*WHAT NEEDS TO BE DONE*. Scan the lines below for the word "name". Copy each line you find it in.

*EXTRACTED ENTRIES*.
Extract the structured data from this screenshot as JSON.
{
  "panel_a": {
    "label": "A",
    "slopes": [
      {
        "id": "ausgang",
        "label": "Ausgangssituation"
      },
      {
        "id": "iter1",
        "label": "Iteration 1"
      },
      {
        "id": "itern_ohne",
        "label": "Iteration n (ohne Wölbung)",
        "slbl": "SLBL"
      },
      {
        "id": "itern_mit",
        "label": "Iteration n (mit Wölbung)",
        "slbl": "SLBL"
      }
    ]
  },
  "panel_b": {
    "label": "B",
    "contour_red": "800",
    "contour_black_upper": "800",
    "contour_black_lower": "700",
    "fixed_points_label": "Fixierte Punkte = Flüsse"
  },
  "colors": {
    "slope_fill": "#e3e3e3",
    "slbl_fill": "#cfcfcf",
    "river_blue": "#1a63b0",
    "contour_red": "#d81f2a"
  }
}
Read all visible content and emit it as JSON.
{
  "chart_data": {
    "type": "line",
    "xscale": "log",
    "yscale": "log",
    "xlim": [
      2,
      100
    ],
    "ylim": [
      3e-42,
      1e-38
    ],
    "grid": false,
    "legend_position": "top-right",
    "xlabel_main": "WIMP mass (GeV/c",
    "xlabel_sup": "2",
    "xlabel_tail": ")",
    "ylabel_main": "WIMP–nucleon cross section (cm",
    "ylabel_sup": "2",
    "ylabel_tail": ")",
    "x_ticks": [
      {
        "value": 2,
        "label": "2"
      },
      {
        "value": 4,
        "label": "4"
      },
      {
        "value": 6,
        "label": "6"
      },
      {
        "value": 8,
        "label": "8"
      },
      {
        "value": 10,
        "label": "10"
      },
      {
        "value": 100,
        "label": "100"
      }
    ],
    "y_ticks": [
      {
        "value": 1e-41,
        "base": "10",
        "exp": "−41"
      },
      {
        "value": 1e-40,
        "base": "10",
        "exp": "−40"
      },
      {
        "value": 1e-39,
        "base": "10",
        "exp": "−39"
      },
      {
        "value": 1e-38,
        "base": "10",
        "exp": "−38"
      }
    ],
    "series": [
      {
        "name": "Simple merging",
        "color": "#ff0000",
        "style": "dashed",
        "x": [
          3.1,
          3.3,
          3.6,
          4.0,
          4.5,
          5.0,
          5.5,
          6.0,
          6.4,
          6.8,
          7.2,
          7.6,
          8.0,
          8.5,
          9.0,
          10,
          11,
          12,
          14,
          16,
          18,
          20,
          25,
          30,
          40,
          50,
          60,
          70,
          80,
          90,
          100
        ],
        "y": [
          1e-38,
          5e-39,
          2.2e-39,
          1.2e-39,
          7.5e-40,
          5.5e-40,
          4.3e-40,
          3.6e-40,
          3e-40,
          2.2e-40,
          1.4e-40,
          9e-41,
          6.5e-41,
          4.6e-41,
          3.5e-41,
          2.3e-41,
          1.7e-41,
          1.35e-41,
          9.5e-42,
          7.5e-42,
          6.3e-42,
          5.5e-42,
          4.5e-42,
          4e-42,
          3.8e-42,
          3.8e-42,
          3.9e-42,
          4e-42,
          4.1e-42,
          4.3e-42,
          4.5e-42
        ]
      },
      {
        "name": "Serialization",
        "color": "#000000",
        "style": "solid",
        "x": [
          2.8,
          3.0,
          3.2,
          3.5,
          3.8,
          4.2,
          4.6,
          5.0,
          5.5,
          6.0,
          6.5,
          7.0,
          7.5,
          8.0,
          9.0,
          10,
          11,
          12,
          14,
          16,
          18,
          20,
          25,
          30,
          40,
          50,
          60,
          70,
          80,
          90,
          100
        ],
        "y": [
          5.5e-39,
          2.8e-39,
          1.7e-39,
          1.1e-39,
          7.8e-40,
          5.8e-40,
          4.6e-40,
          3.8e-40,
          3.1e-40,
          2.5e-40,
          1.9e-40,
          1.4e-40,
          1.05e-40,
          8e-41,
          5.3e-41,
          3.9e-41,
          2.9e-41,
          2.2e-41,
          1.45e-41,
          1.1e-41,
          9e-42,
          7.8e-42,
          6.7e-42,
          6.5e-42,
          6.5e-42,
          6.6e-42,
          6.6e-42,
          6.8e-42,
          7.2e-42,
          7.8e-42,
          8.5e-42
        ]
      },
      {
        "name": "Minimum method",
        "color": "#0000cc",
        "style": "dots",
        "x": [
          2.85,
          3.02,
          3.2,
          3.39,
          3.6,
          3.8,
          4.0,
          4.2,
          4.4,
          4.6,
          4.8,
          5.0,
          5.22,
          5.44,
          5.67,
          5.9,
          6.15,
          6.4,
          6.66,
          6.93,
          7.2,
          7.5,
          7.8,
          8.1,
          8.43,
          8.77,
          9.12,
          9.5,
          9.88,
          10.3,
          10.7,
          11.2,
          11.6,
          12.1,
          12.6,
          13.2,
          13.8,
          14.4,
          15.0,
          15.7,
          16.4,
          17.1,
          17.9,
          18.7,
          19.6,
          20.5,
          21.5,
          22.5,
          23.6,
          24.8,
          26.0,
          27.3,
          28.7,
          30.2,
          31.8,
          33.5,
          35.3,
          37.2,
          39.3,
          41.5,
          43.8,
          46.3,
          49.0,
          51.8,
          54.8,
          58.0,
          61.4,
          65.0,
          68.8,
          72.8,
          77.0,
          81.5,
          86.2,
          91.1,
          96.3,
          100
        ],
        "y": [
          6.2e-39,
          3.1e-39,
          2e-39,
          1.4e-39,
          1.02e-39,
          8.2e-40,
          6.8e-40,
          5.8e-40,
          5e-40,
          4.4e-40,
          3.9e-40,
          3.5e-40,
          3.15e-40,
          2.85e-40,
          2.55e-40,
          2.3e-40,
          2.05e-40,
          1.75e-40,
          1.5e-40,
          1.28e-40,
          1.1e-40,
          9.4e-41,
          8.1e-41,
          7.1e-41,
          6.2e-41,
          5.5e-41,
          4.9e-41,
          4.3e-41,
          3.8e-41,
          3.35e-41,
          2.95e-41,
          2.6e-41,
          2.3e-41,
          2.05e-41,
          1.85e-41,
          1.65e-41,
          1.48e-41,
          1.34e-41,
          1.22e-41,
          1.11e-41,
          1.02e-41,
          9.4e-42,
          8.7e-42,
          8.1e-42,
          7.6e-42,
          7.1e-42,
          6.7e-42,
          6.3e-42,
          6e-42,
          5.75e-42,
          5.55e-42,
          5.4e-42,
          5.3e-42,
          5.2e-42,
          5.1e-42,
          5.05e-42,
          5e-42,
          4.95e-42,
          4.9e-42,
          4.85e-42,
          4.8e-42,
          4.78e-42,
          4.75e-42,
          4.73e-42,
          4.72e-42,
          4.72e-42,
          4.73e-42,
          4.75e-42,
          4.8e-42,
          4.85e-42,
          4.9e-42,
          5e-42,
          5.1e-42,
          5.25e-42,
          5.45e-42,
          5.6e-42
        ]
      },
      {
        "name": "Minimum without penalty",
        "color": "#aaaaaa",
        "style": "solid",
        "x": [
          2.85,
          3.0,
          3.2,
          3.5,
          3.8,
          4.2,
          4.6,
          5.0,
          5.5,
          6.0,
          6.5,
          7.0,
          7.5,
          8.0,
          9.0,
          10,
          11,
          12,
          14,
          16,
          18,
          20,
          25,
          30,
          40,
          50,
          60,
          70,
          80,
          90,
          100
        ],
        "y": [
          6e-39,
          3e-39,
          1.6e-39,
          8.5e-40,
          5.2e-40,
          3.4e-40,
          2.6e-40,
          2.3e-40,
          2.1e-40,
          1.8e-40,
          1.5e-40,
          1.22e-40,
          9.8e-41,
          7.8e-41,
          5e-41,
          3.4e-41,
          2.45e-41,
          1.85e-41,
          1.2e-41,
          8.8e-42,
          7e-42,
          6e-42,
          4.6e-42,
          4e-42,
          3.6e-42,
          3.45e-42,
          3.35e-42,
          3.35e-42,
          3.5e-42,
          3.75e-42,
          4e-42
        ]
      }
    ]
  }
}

*RESULT FOR THIS EXERCISE*.
        "name": "Simple merging",
        "name": "Serialization",
        "name": "Minimum method",
        "name": "Minimum without penalty",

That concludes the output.